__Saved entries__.
%%
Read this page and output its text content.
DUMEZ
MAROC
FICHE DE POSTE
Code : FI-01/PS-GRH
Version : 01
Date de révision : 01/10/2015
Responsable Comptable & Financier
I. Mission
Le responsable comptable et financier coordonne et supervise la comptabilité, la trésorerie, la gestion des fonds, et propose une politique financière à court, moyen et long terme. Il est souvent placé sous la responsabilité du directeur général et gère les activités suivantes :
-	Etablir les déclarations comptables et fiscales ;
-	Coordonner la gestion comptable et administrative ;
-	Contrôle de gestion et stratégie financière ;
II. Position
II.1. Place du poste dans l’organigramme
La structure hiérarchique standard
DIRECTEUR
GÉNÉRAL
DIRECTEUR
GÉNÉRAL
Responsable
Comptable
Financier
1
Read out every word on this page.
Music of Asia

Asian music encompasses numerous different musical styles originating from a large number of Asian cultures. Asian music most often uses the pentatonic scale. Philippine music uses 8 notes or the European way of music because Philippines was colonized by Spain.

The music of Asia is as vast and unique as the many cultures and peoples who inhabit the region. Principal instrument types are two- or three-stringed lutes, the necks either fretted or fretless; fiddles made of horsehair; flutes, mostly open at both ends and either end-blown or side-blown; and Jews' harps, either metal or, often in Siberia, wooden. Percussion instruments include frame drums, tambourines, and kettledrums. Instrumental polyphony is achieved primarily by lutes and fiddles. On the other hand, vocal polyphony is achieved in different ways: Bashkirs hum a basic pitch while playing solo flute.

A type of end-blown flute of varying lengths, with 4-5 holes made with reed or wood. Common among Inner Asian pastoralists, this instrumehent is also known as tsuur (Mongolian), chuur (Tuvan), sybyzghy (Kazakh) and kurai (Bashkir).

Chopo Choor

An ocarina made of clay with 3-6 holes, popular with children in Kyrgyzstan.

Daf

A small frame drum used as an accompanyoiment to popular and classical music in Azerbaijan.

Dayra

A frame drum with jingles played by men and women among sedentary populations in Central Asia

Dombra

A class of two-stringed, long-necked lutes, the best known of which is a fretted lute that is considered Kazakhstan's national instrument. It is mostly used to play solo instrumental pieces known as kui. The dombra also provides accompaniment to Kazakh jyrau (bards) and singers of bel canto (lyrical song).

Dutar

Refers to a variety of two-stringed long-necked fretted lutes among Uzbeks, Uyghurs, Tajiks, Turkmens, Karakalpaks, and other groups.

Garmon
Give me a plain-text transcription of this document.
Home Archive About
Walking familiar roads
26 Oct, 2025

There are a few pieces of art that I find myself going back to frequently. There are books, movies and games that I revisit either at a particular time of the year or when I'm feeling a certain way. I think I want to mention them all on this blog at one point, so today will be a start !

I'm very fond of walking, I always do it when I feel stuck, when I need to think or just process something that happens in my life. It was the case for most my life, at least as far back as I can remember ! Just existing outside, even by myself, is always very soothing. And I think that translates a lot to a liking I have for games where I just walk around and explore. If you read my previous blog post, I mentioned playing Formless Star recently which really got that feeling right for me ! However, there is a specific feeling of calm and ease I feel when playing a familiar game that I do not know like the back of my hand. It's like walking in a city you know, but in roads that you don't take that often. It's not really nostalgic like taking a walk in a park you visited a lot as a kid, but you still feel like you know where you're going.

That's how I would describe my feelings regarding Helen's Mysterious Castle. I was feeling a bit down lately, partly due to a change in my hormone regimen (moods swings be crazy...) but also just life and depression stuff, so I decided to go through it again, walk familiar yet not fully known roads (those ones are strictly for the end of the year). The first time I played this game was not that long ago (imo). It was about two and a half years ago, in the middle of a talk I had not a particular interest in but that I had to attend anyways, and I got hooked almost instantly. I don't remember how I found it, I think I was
%%
Copy every line above in which the string "played" shows up.

__Right answer__.
A frame drum with jingles played by men and women among sedentary populations in Central Asia
That's how I would describe my feelings regarding Helen's Mysterious Castle. I was feeling a bit down lately, partly due to a change in my hormone regimen (moods swings be crazy...) but also just life and depression stuff, so I decided to go through it again, walk familiar yet not fully known roads (those ones are strictly for the end of the year). The first time I played this game was not that long ago (imo). It was about two and a half years ago, in the middle of a talk I had not a particular interest in but that I had to attend anyways, and I got hooked almost instantly. I don't remember how I found it, I think I was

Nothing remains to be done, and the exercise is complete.